• Exercise directions: Transcribe the whole listing without a single picture.

• Given information:
+ + + + +

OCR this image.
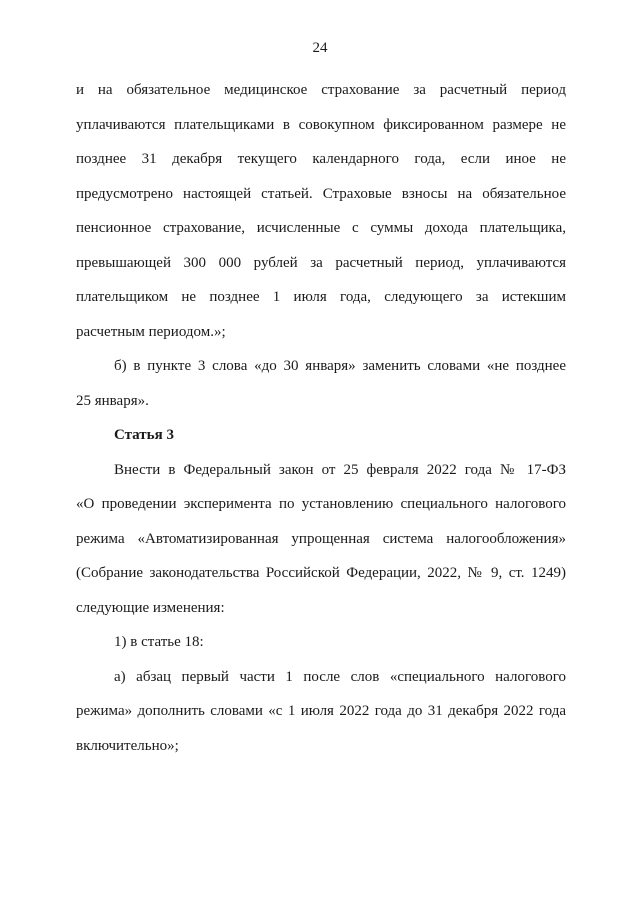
24
и на обязательное медицинское страхование за расчетный период
уплачиваются плательщиками в совокупном фиксированном размере не
позднее 31 декабря текущего календарного года, если иное не
предусмотрено настоящей статьей. Страховые взносы на обязательное
пенсионное страхование, исчисленные с суммы дохода плательщика,
превышающей 300 000 рублей за расчетный период, уплачиваются
плательщиком не позднее 1 июля года, следующего за истекшим
расчетным периодом.»;
б) в пункте 3 слова «до 30 января» заменить словами «не позднее
25 января».
Статья 3
Внести в Федеральный закон от 25 февраля 2022 года № 17-ФЗ
«О проведении эксперимента по установлению специального налогового
режима «Автоматизированная упрощенная система налогообложения»
(Собрание законодательства Российской Федерации, 2022, № 9, ст. 1249)
следующие изменения:
1) в статье 18:
а) абзац первый части 1 после слов «специального налогового
режима» дополнить словами «с 1 июля 2022 года до 31 декабря 2022 года
включительно»;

+ + + + +

• Exercise response:
OCR this image.
24
и на обязательное медицинское страхование за расчетный период
уплачиваются плательщиками в совокупном фиксированном размере не
позднее 31 декабря текущего календарного года, если иное не
предусмотрено настоящей статьей. Страховые взносы на обязательное
пенсионное страхование, исчисленные с суммы дохода плательщика,
превышающей 300 000 рублей за расчетный период, уплачиваются
плательщиком не позднее 1 июля года, следующего за истекшим
расчетным периодом.»;
б) в пункте 3 слова «до 30 января» заменить словами «не позднее
25 января».
Статья 3
Внести в Федеральный закон от 25 февраля 2022 года № 17-ФЗ
«О проведении эксперимента по установлению специального налогового
режима «Автоматизированная упрощенная система налогообложения»
(Собрание законодательства Российской Федерации, 2022, № 9, ст. 1249)
следующие изменения:
1) в статье 18:
а) абзац первый части 1 после слов «специального налогового
режима» дополнить словами «с 1 июля 2022 года до 31 декабря 2022 года
включительно»;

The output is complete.